## begin
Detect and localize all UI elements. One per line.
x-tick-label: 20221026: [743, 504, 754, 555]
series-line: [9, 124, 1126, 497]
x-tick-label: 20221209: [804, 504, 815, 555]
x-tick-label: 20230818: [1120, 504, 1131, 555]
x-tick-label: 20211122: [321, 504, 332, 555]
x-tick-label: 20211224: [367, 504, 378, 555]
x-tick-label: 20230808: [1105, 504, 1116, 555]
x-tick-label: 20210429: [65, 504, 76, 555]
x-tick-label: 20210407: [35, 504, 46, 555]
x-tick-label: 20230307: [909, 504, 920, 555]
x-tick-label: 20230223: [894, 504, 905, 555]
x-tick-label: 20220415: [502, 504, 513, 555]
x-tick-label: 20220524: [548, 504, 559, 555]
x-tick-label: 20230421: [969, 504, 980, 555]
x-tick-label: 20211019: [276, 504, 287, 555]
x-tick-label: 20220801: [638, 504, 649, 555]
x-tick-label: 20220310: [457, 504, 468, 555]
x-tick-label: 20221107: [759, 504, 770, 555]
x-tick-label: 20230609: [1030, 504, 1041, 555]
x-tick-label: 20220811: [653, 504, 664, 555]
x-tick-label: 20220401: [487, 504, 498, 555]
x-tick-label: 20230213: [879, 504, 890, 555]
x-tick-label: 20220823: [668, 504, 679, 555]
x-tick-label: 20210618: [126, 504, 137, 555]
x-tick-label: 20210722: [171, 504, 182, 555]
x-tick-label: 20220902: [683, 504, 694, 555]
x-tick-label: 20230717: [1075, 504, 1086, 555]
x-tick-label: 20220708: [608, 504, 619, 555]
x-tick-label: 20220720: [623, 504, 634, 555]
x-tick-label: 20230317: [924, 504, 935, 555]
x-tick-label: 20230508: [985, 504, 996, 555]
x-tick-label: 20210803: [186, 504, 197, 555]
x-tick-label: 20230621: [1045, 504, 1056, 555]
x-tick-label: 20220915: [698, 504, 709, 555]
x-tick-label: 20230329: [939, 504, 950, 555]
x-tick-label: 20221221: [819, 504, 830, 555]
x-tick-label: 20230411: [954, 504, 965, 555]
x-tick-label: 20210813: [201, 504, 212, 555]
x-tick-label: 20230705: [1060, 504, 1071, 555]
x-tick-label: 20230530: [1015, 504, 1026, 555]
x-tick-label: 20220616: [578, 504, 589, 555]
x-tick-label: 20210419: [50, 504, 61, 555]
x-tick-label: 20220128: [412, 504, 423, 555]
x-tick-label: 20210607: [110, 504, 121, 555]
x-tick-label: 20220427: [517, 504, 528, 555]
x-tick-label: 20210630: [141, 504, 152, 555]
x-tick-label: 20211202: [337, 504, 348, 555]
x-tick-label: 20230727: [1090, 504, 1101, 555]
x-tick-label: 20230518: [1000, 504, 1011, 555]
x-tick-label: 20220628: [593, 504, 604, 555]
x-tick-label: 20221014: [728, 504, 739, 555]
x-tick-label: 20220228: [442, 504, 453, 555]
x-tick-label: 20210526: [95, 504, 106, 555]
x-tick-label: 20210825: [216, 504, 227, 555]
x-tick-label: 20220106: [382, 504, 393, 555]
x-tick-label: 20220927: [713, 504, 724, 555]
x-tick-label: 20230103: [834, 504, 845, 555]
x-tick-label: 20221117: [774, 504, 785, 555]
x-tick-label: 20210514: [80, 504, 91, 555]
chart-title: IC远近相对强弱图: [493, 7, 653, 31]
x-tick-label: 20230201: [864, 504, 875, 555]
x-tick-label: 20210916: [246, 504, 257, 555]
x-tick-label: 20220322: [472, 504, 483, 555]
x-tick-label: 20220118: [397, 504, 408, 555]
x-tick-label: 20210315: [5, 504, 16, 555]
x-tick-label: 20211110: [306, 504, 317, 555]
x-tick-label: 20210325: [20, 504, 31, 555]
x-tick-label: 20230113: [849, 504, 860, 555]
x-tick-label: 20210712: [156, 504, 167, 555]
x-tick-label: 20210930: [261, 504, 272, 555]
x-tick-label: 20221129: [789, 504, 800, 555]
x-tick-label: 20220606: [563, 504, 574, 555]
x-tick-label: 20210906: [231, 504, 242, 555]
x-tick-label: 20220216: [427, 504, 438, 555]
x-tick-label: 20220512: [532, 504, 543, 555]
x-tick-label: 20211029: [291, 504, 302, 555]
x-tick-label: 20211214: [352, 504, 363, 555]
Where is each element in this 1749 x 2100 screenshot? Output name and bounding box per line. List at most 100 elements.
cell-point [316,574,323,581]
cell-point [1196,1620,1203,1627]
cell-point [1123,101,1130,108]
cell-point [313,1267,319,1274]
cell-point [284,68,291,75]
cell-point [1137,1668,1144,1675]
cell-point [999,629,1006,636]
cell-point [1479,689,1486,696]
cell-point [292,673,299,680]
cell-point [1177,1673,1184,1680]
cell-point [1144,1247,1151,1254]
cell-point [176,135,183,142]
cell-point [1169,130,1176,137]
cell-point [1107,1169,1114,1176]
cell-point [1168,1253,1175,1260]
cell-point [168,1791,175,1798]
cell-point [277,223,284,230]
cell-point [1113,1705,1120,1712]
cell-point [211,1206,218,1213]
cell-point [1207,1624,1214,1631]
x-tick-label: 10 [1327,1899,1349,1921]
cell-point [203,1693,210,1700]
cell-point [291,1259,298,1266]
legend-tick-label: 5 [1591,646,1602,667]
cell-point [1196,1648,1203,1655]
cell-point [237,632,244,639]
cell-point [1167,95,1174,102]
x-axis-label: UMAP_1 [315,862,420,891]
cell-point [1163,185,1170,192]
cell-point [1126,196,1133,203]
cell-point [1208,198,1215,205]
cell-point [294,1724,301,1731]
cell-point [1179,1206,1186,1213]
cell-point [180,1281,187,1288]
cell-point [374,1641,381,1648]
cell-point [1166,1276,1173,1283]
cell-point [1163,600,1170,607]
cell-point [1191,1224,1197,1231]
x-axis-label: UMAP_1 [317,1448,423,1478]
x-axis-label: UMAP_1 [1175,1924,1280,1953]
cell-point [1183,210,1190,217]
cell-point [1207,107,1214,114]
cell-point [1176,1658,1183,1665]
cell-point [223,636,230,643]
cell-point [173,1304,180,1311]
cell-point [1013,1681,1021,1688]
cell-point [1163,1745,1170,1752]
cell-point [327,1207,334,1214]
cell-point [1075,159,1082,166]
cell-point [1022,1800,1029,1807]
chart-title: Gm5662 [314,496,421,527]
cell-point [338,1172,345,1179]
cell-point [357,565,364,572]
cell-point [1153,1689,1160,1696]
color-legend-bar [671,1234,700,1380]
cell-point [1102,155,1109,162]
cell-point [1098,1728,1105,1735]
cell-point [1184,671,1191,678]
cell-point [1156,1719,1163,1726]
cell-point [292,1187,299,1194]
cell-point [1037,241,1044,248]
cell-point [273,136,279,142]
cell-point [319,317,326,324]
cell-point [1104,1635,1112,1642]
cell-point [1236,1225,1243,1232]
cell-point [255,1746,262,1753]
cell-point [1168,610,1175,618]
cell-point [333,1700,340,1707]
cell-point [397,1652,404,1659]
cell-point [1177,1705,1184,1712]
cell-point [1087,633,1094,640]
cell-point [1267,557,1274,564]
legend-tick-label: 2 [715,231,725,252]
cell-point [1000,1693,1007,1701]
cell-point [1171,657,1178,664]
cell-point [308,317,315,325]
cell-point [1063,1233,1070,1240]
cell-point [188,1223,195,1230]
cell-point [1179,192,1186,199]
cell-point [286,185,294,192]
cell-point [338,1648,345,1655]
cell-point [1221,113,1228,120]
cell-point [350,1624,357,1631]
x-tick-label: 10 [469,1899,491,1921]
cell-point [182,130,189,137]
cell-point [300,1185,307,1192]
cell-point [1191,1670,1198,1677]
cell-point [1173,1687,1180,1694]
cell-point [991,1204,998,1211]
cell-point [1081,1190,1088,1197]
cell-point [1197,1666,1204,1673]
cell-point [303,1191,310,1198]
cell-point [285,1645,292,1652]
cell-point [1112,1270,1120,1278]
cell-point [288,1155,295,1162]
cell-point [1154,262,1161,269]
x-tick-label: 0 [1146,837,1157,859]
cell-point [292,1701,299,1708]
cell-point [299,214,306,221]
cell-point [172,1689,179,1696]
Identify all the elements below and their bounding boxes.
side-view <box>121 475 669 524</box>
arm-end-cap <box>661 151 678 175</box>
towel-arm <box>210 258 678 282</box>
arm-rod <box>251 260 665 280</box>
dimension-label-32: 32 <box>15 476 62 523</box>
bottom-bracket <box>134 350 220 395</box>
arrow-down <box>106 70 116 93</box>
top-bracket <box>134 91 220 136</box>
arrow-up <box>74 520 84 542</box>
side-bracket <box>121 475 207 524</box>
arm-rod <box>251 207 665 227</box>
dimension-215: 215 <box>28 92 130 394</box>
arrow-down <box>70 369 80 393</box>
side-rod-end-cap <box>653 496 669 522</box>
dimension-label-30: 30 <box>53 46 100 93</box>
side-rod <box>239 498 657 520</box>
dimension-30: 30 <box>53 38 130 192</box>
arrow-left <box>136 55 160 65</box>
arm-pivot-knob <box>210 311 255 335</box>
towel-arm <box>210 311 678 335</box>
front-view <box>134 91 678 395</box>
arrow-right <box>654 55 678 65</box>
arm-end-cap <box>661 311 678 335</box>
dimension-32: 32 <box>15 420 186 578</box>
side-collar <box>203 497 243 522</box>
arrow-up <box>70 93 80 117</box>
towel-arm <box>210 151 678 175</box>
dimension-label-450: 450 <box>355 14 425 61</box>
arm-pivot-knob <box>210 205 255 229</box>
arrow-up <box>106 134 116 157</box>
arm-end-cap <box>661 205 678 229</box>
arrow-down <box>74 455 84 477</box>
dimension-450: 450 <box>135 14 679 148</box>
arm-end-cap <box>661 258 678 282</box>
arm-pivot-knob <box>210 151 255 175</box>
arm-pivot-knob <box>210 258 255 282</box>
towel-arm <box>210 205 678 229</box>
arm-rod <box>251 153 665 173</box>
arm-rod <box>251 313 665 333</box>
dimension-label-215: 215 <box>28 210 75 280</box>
## end
- _GOAL_
Reproduce the entries verbatim, beginning with the very first line and continuing through the line that contains "x-tick-label: 20230808: [1105, 504, 1116, 555]".

- _SOLUTION TO THIS EXERCISE_
Detect and localize all UI elements. One per line.
x-tick-label: 20221026: [743, 504, 754, 555]
series-line: [9, 124, 1126, 497]
x-tick-label: 20221209: [804, 504, 815, 555]
x-tick-label: 20230818: [1120, 504, 1131, 555]
x-tick-label: 20211122: [321, 504, 332, 555]
x-tick-label: 20211224: [367, 504, 378, 555]
x-tick-label: 20230808: [1105, 504, 1116, 555]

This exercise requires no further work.